EXERCISE INPUTS:
+++++
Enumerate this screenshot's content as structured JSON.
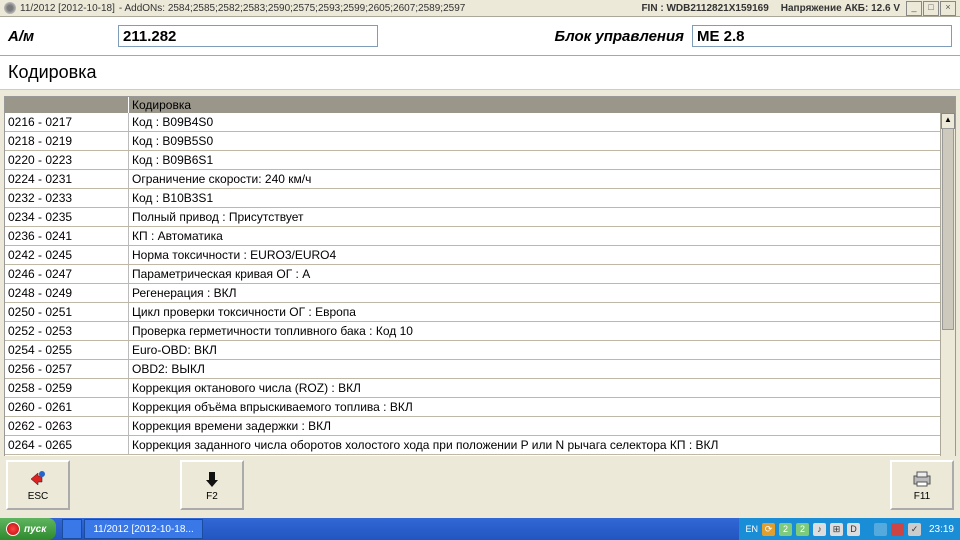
{
  "titlebar": {
    "version": "11/2012 [2012-10-18]",
    "addons": "- AddONs: 2584;2585;2582;2583;2590;2575;2593;2599;2605;2607;2589;2597",
    "finlabel": "FIN :",
    "fin": "WDB2112821X159169",
    "voltlabel": "Напряжение АКБ:",
    "volt": "12.6 V"
  },
  "header": {
    "amlabel": "А/м",
    "am": "211.282",
    "eculabel": "Блок управления",
    "ecu": "ME 2.8"
  },
  "subtitle": "Кодировка",
  "cols": {
    "c1": "",
    "c2": "Кодировка"
  },
  "rows": [
    {
      "id": "0216 - 0217",
      "val": "Код : B09B4S0"
    },
    {
      "id": "0218 - 0219",
      "val": "Код : B09B5S0"
    },
    {
      "id": "0220 - 0223",
      "val": "Код : B09B6S1"
    },
    {
      "id": "0224 - 0231",
      "val": "Ограничение скорости: 240 км/ч"
    },
    {
      "id": "0232 - 0233",
      "val": "Код : B10B3S1"
    },
    {
      "id": "0234 - 0235",
      "val": "Полный привод : Присутствует"
    },
    {
      "id": "0236 - 0241",
      "val": "КП : Автоматика"
    },
    {
      "id": "0242 - 0245",
      "val": "Норма токсичности : EURO3/EURO4"
    },
    {
      "id": "0246 - 0247",
      "val": "Параметрическая кривая ОГ : A"
    },
    {
      "id": "0248 - 0249",
      "val": "Регенерация : ВКЛ"
    },
    {
      "id": "0250 - 0251",
      "val": "Цикл проверки токсичности ОГ : Европа"
    },
    {
      "id": "0252 - 0253",
      "val": "Проверка герметичности топливного бака : Код 10"
    },
    {
      "id": "0254 - 0255",
      "val": "Euro-OBD: ВКЛ"
    },
    {
      "id": "0256 - 0257",
      "val": "OBD2: ВЫКЛ"
    },
    {
      "id": "0258 - 0259",
      "val": "Коррекция октанового числа (ROZ) : ВКЛ"
    },
    {
      "id": "0260 - 0261",
      "val": "Коррекция объёма впрыскиваемого топлива : ВКЛ"
    },
    {
      "id": "0262 - 0263",
      "val": "Коррекция времени задержки : ВКЛ"
    },
    {
      "id": "0264 - 0265",
      "val": "Коррекция заданного числа оборотов холостого хода при положении P или N рычага селектора КП : ВКЛ"
    }
  ],
  "fkeys": {
    "esc": "ESC",
    "f2": "F2",
    "f11": "F11"
  },
  "taskbar": {
    "start": "пуск",
    "tasks": [
      "",
      "11/2012 [2012-10-18..."
    ],
    "lang": "EN",
    "clock": "23:19"
  }
}
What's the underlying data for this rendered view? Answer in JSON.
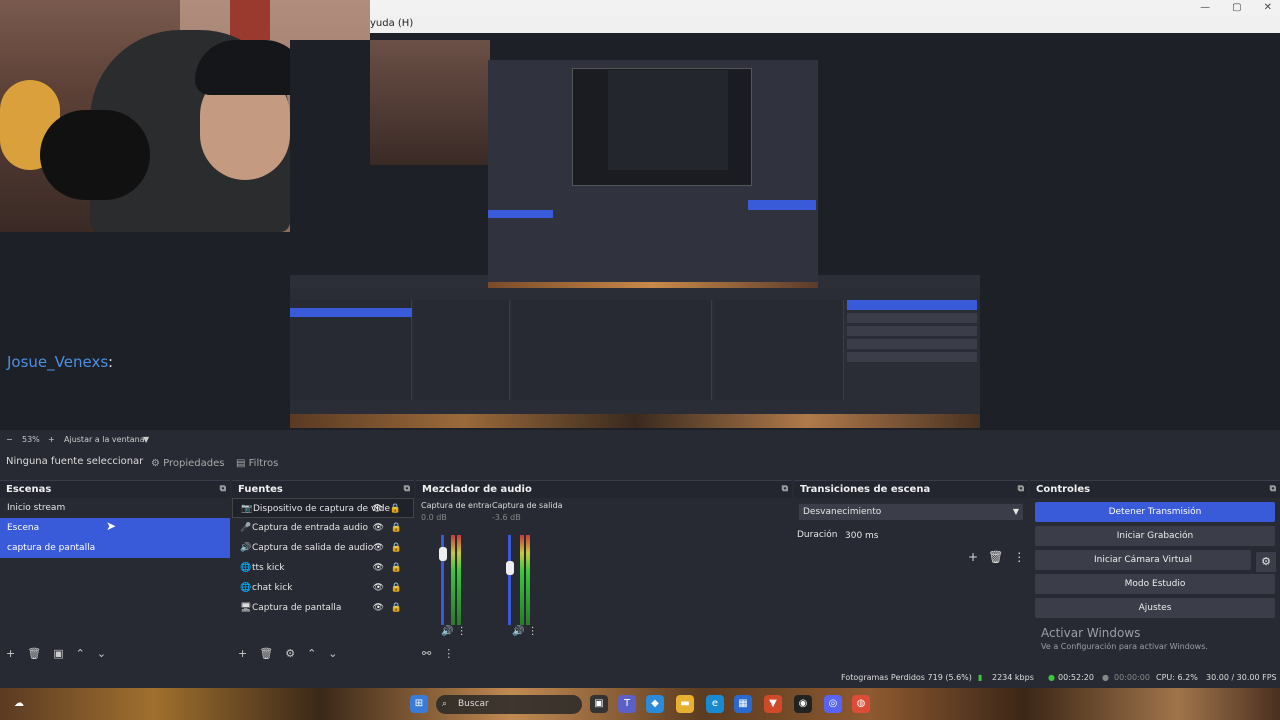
{
  "window": {
    "menu_text": "yuda (H)",
    "minimize": "—",
    "maximize": "▢",
    "close": "✕"
  },
  "chat": {
    "username": "Josue_Venexs",
    "colon": ":"
  },
  "zoom": {
    "minus": "−",
    "percent": "53%",
    "plus": "+",
    "fit_label": "Ajustar a la ventana",
    "dropdown": "▼"
  },
  "source_bar": {
    "no_selection": "Ninguna fuente seleccionar",
    "properties": "Propiedades",
    "filters": "Filtros"
  },
  "scenes": {
    "title": "Escenas",
    "items": [
      "Inicio stream",
      "Escena",
      "captura de pantalla"
    ]
  },
  "sources": {
    "title": "Fuentes",
    "items": [
      {
        "icon": "camera-icon",
        "glyph": "📷",
        "label": "Dispositivo de captura de vide"
      },
      {
        "icon": "mic-icon",
        "glyph": "🎤",
        "label": "Captura de entrada audio"
      },
      {
        "icon": "speaker-icon",
        "glyph": "🔊",
        "label": "Captura de salida de audio"
      },
      {
        "icon": "browser-icon",
        "glyph": "🌐",
        "label": "tts kick"
      },
      {
        "icon": "browser-icon",
        "glyph": "🌐",
        "label": "chat kick"
      },
      {
        "icon": "monitor-icon",
        "glyph": "🖥",
        "label": "Captura de pantalla"
      }
    ]
  },
  "mixer": {
    "title": "Mezclador de audio",
    "channels": [
      {
        "name": "Captura de entrada",
        "db": "0.0 dB",
        "level": 0.9
      },
      {
        "name": "Captura de salida c",
        "db": "-3.6 dB",
        "level": 0.75
      }
    ]
  },
  "transitions": {
    "title": "Transiciones de escena",
    "selected": "Desvanecimiento",
    "duration_label": "Duración",
    "duration_value": "300 ms"
  },
  "controls": {
    "title": "Controles",
    "stop_stream": "Detener Transmisión",
    "start_recording": "Iniciar Grabación",
    "virtual_cam": "Iniciar Cámara Virtual",
    "studio_mode": "Modo Estudio",
    "settings": "Ajustes"
  },
  "activate_windows": {
    "title": "Activar Windows",
    "subtitle": "Ve a Configuración para activar Windows."
  },
  "status": {
    "dropped_frames": "Fotogramas Perdidos 719 (5.6%)",
    "bitrate": "2234 kbps",
    "stream_time": "00:52:20",
    "rec_time": "00:00:00",
    "cpu": "CPU: 6.2%",
    "fps": "30.00 / 30.00 FPS"
  },
  "taskbar": {
    "search_placeholder": "Buscar"
  },
  "colors": {
    "accent": "#3a5bd9",
    "panel": "#272a33",
    "chat_name": "#4a90e2"
  }
}
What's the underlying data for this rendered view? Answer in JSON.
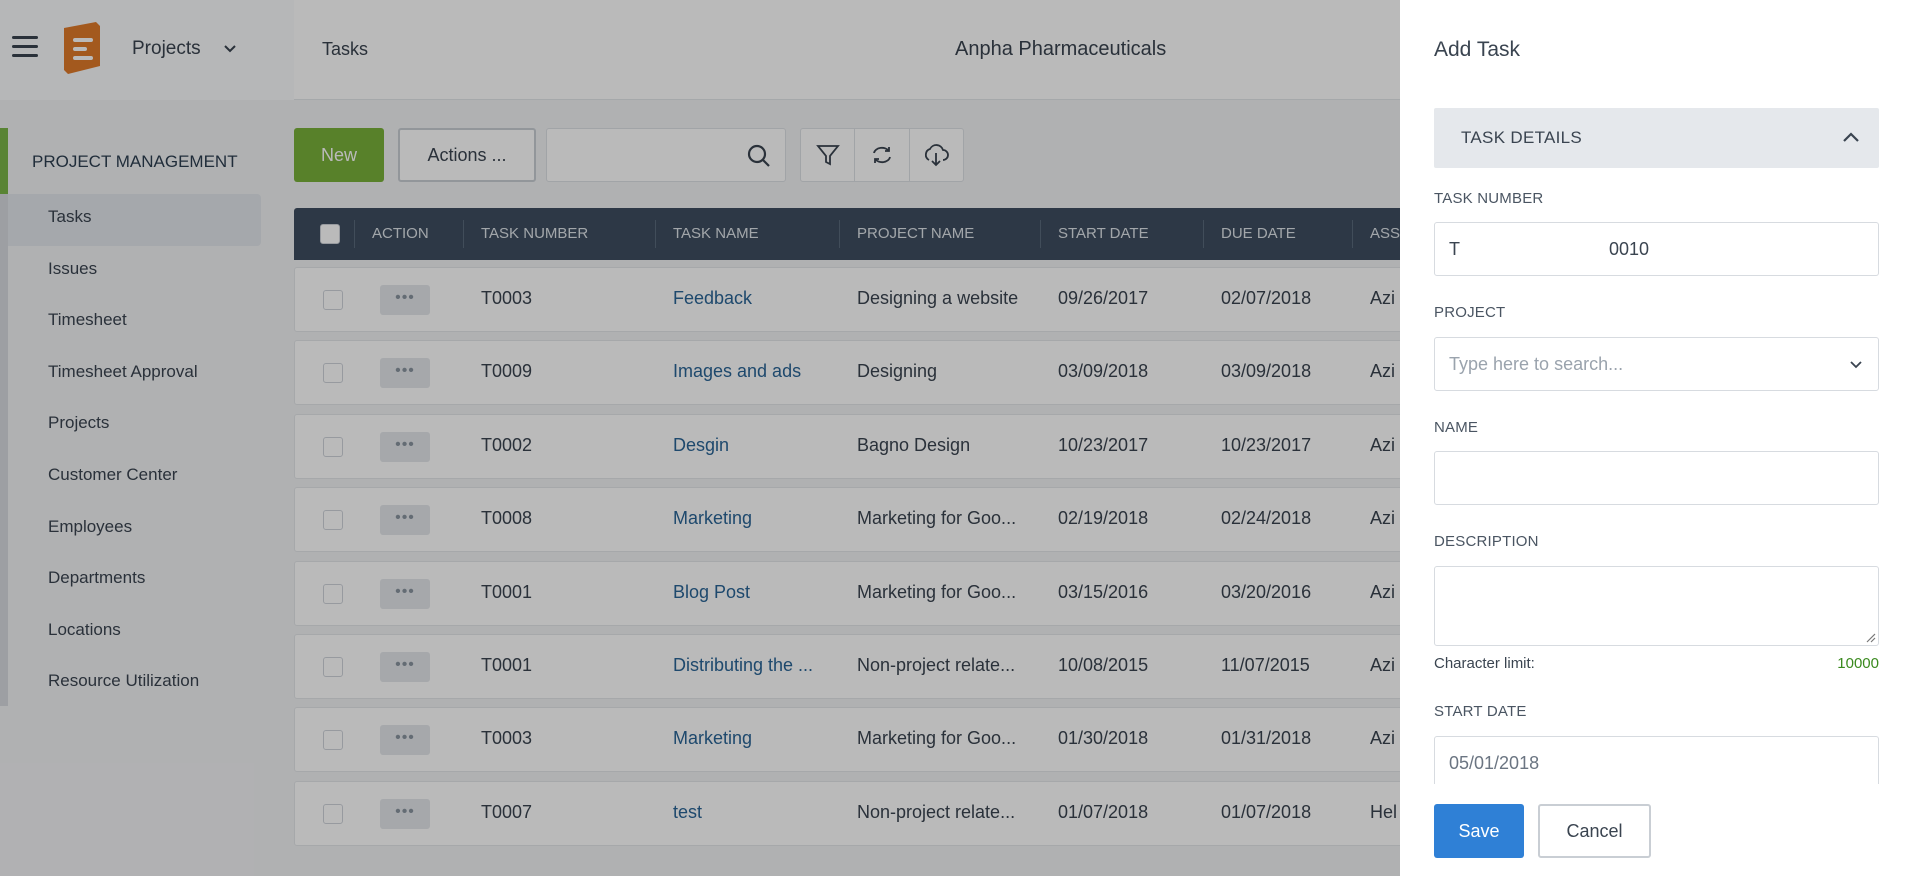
{
  "header": {
    "app_name": "Projects",
    "breadcrumb": "Tasks",
    "company": "Anpha Pharmaceuticals"
  },
  "sidebar": {
    "section": "PROJECT MANAGEMENT",
    "items": [
      {
        "label": "Tasks",
        "active": true
      },
      {
        "label": "Issues"
      },
      {
        "label": "Timesheet"
      },
      {
        "label": "Timesheet Approval"
      },
      {
        "label": "Projects"
      },
      {
        "label": "Customer Center"
      },
      {
        "label": "Employees"
      },
      {
        "label": "Departments"
      },
      {
        "label": "Locations"
      },
      {
        "label": "Resource Utilization"
      }
    ]
  },
  "toolbar": {
    "new_label": "New",
    "actions_label": "Actions ...",
    "search_placeholder": ""
  },
  "table": {
    "columns": [
      "ACTION",
      "TASK NUMBER",
      "TASK NAME",
      "PROJECT NAME",
      "START DATE",
      "DUE DATE",
      "ASS"
    ],
    "rows": [
      {
        "number": "T0003",
        "name": "Feedback",
        "project": "Designing a website",
        "start": "09/26/2017",
        "due": "02/07/2018",
        "assignee": "Azi"
      },
      {
        "number": "T0009",
        "name": "Images and ads",
        "project": "Designing",
        "start": "03/09/2018",
        "due": "03/09/2018",
        "assignee": "Azi"
      },
      {
        "number": "T0002",
        "name": "Desgin",
        "project": "Bagno Design",
        "start": "10/23/2017",
        "due": "10/23/2017",
        "assignee": "Azi"
      },
      {
        "number": "T0008",
        "name": "Marketing",
        "project": "Marketing for Goo...",
        "start": "02/19/2018",
        "due": "02/24/2018",
        "assignee": "Azi"
      },
      {
        "number": "T0001",
        "name": "Blog Post",
        "project": "Marketing for Goo...",
        "start": "03/15/2016",
        "due": "03/20/2016",
        "assignee": "Azi"
      },
      {
        "number": "T0001",
        "name": "Distributing the ...",
        "project": "Non-project relate...",
        "start": "10/08/2015",
        "due": "11/07/2015",
        "assignee": "Azi"
      },
      {
        "number": "T0003",
        "name": "Marketing",
        "project": "Marketing for Goo...",
        "start": "01/30/2018",
        "due": "01/31/2018",
        "assignee": "Azi"
      },
      {
        "number": "T0007",
        "name": "test",
        "project": "Non-project relate...",
        "start": "01/07/2018",
        "due": "01/07/2018",
        "assignee": "Hel"
      }
    ],
    "action_glyph": "•••"
  },
  "panel": {
    "title": "Add Task",
    "section_label": "TASK DETAILS",
    "task_number_label": "TASK NUMBER",
    "task_prefix": "T",
    "task_number": "0010",
    "project_label": "PROJECT",
    "project_placeholder": "Type here to search...",
    "name_label": "NAME",
    "name_value": "",
    "description_label": "DESCRIPTION",
    "char_limit_label": "Character limit:",
    "char_limit_value": "10000",
    "start_date_label": "START DATE",
    "start_date_value": "05/01/2018",
    "save_label": "Save",
    "cancel_label": "Cancel"
  },
  "colors": {
    "accent_green": "#79b13a",
    "primary_blue": "#2f80d6",
    "table_header": "#3e4e60",
    "link": "#2a6496",
    "char_limit_green": "#3a8a1e"
  }
}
+++++
WHAT IS ASKED: Copy all lines from the data that hold the word "Iniciar".

FINAL ANSWER:
    "start_recording": "Iniciar Grabación",
    "virtual_cam": "Iniciar Cámara Virtual",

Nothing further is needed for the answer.